▶ Exercise goal
Pull each line holding "JSON" out of the entries below.

(Collected data entries)
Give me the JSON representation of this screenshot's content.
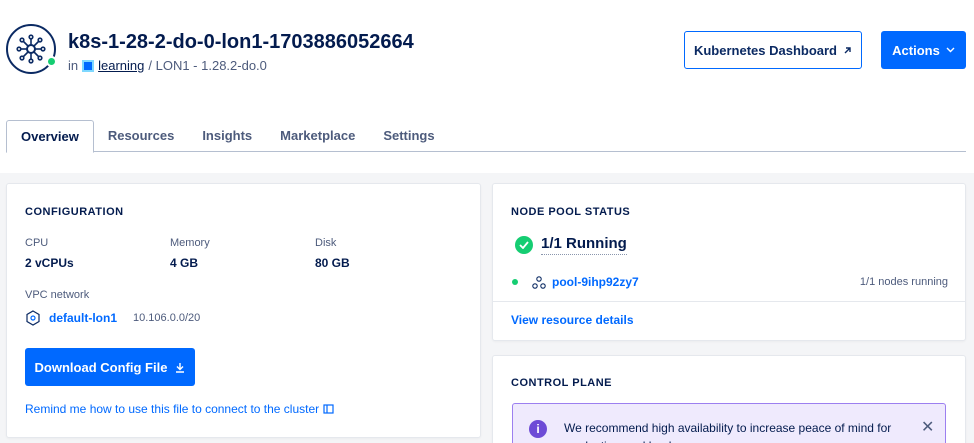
{
  "header": {
    "title": "k8s-1-28-2-do-0-lon1-1703886052664",
    "in_label": "in",
    "project_link": "learning",
    "location": "/ LON1 - 1.28.2-do.0",
    "dashboard_button": "Kubernetes Dashboard",
    "actions_button": "Actions"
  },
  "tabs": [
    {
      "label": "Overview",
      "active": true
    },
    {
      "label": "Resources",
      "active": false
    },
    {
      "label": "Insights",
      "active": false
    },
    {
      "label": "Marketplace",
      "active": false
    },
    {
      "label": "Settings",
      "active": false
    }
  ],
  "configuration": {
    "title": "CONFIGURATION",
    "cpu_label": "CPU",
    "cpu_value": "2 vCPUs",
    "memory_label": "Memory",
    "memory_value": "4 GB",
    "disk_label": "Disk",
    "disk_value": "80 GB",
    "vpc_label": "VPC network",
    "vpc_name": "default-lon1",
    "vpc_ip": "10.106.0.0/20",
    "download_button": "Download Config File",
    "remind_link": "Remind me how to use this file to connect to the cluster"
  },
  "node_pool": {
    "title": "NODE POOL STATUS",
    "running": "1/1 Running",
    "pool_name": "pool-9ihp92zy7",
    "nodes_running": "1/1 nodes running",
    "view_details": "View resource details"
  },
  "control_plane": {
    "title": "CONTROL PLANE",
    "alert_text": "We recommend high availability to increase peace of mind for production workloads."
  },
  "colors": {
    "accent": "#0069ff",
    "success": "#15cd72",
    "navy": "#031b4e",
    "alert_bg": "#efeafd",
    "alert_border": "#9c7ff0"
  },
  "icons": [
    "kubernetes-cluster-icon",
    "external-link-icon",
    "chevron-down-icon",
    "vpc-network-icon",
    "download-icon",
    "book-icon",
    "check-circle-icon",
    "node-pool-icon",
    "info-icon",
    "close-icon"
  ]
}
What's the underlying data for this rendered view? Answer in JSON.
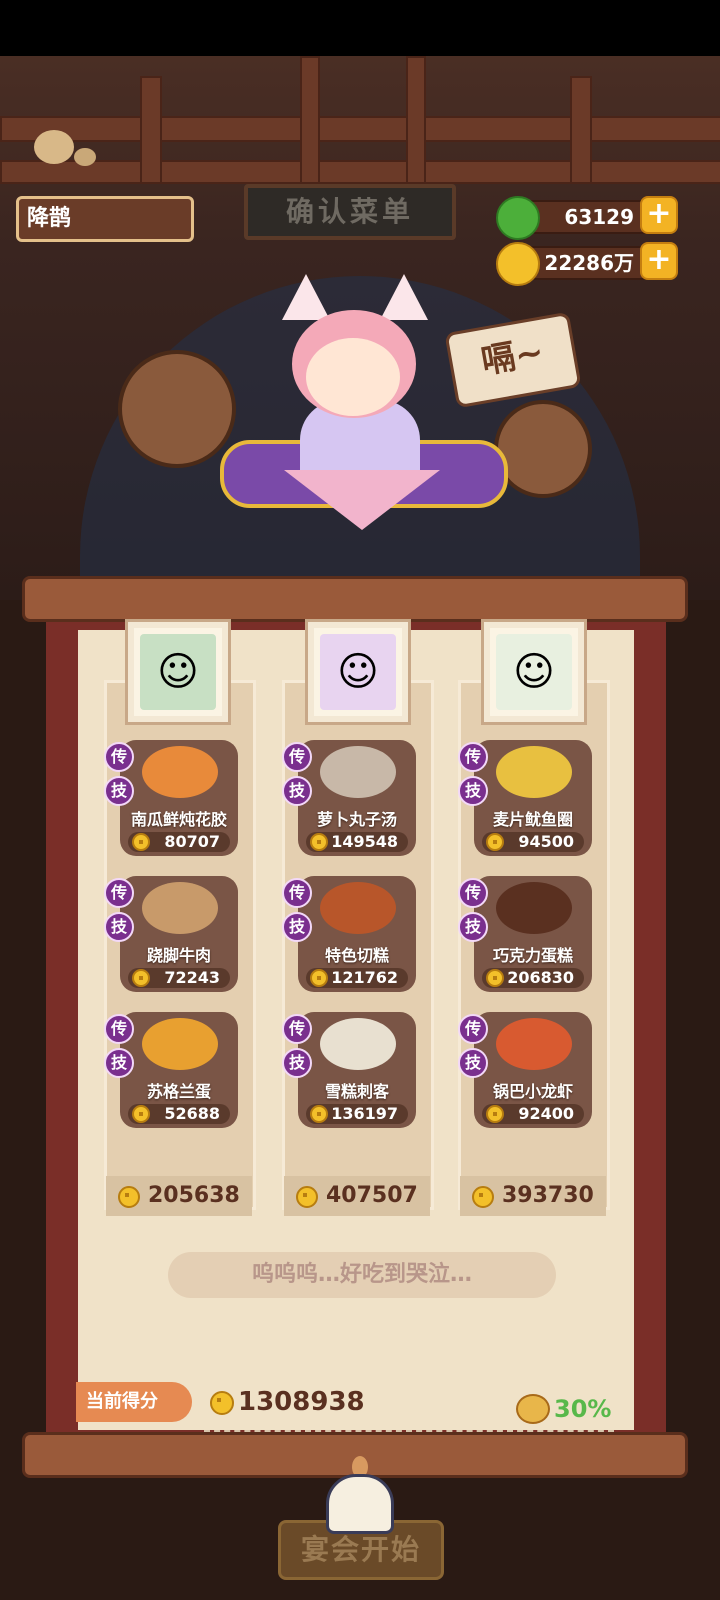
{
  "header": {
    "player_name": "降鹊",
    "sign_title": "确认菜单"
  },
  "resources": [
    {
      "name": "jade",
      "value": "63129",
      "icon": "jade-coin-icon",
      "color": "#4caf3a"
    },
    {
      "name": "gold",
      "value": "22286万",
      "icon": "gold-coin-icon",
      "color": "#f3c02a"
    }
  ],
  "speech_bubble": "嗝~",
  "guests": [
    {
      "portrait": "guest-green-hair-icon",
      "dishes": [
        {
          "name": "南瓜鲜炖花胶",
          "score": "80707",
          "badges": [
            "传",
            "技"
          ]
        },
        {
          "name": "跷脚牛肉",
          "score": "72243",
          "badges": [
            "传",
            "技"
          ]
        },
        {
          "name": "苏格兰蛋",
          "score": "52688",
          "badges": [
            "传",
            "技"
          ]
        }
      ],
      "total": "205638"
    },
    {
      "portrait": "guest-cat-ear-girl-icon",
      "dishes": [
        {
          "name": "萝卜丸子汤",
          "score": "149548",
          "badges": [
            "传",
            "技"
          ]
        },
        {
          "name": "特色切糕",
          "score": "121762",
          "badges": [
            "传",
            "技"
          ]
        },
        {
          "name": "雪糕刺客",
          "score": "136197",
          "badges": [
            "传",
            "技"
          ]
        }
      ],
      "total": "407507"
    },
    {
      "portrait": "guest-white-deer-icon",
      "dishes": [
        {
          "name": "麦片鱿鱼圈",
          "score": "94500",
          "badges": [
            "传",
            "技"
          ]
        },
        {
          "name": "巧克力蛋糕",
          "score": "206830",
          "badges": [
            "传",
            "技"
          ]
        },
        {
          "name": "锅巴小龙虾",
          "score": "92400",
          "badges": [
            "传",
            "技"
          ]
        }
      ],
      "total": "393730"
    }
  ],
  "message": "呜呜呜…好吃到哭泣…",
  "current_score": {
    "label": "当前得分",
    "value": "1308938"
  },
  "bonus": "30%",
  "start_button": "宴会开始",
  "colors": {
    "accent": "#f3b324",
    "badge": "#7a2f8e",
    "bonus": "#58b84a",
    "score_tag": "#e68a52"
  }
}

▶ Correct output
Give me the JSON representation of this screenshot's content.
What's the underlying data for this rendered view? Answer in JSON.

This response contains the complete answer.